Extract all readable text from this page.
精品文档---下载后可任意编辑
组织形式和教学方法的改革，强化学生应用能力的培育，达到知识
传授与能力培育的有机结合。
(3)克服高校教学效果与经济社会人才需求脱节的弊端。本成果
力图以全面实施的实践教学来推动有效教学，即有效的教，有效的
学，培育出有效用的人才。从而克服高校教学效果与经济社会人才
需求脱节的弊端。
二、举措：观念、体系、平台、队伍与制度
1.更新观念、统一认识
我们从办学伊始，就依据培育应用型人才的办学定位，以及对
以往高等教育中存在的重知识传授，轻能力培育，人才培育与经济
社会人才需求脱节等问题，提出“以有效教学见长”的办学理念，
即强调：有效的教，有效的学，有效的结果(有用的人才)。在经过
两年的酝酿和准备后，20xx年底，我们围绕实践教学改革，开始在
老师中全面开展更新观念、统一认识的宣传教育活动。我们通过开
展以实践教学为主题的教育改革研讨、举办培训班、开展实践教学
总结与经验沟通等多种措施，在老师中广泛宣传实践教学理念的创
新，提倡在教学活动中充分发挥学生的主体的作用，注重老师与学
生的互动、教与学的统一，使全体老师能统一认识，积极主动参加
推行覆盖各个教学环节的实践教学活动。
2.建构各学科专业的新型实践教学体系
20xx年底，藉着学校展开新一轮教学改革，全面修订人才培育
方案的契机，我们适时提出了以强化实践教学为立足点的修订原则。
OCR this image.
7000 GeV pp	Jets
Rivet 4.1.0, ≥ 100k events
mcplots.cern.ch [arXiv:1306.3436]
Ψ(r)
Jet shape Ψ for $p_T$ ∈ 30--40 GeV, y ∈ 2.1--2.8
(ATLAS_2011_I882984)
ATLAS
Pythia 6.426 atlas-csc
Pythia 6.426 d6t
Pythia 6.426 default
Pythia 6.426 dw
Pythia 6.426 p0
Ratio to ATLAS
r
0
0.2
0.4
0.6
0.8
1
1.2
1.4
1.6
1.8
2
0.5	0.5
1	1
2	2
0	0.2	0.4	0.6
══════════════════════════════
__TO BE DONE__
Show the data once more, exactly as it was written.

__OUTPUT FOR THIS TASK__
Extract all readable text from this page.
精品文档---下载后可任意编辑
组织形式和教学方法的改革，强化学生应用能力的培育，达到知识
传授与能力培育的有机结合。
(3)克服高校教学效果与经济社会人才需求脱节的弊端。本成果
力图以全面实施的实践教学来推动有效教学，即有效的教，有效的
学，培育出有效用的人才。从而克服高校教学效果与经济社会人才
需求脱节的弊端。
二、举措：观念、体系、平台、队伍与制度
1.更新观念、统一认识
我们从办学伊始，就依据培育应用型人才的办学定位，以及对
以往高等教育中存在的重知识传授，轻能力培育，人才培育与经济
社会人才需求脱节等问题，提出“以有效教学见长”的办学理念，
即强调：有效的教，有效的学，有效的结果(有用的人才)。在经过
两年的酝酿和准备后，20xx年底，我们围绕实践教学改革，开始在
老师中全面开展更新观念、统一认识的宣传教育活动。我们通过开
展以实践教学为主题的教育改革研讨、举办培训班、开展实践教学
总结与经验沟通等多种措施，在老师中广泛宣传实践教学理念的创
新，提倡在教学活动中充分发挥学生的主体的作用，注重老师与学
生的互动、教与学的统一，使全体老师能统一认识，积极主动参加
推行覆盖各个教学环节的实践教学活动。
2.建构各学科专业的新型实践教学体系
20xx年底，藉着学校展开新一轮教学改革，全面修订人才培育
方案的契机，我们适时提出了以强化实践教学为立足点的修订原则。
OCR this image.
7000 GeV pp	Jets
Rivet 4.1.0, ≥ 100k events
mcplots.cern.ch [arXiv:1306.3436]
Ψ(r)
Jet shape Ψ for $p_T$ ∈ 30--40 GeV, y ∈ 2.1--2.8
(ATLAS_2011_I882984)
ATLAS
Pythia 6.426 atlas-csc
Pythia 6.426 d6t
Pythia 6.426 default
Pythia 6.426 dw
Pythia 6.426 p0
Ratio to ATLAS
r
0
0.2
0.4
0.6
0.8
1
1.2
1.4
1.6
1.8
2
0.5	0.5
1	1
2	2
0	0.2	0.4	0.6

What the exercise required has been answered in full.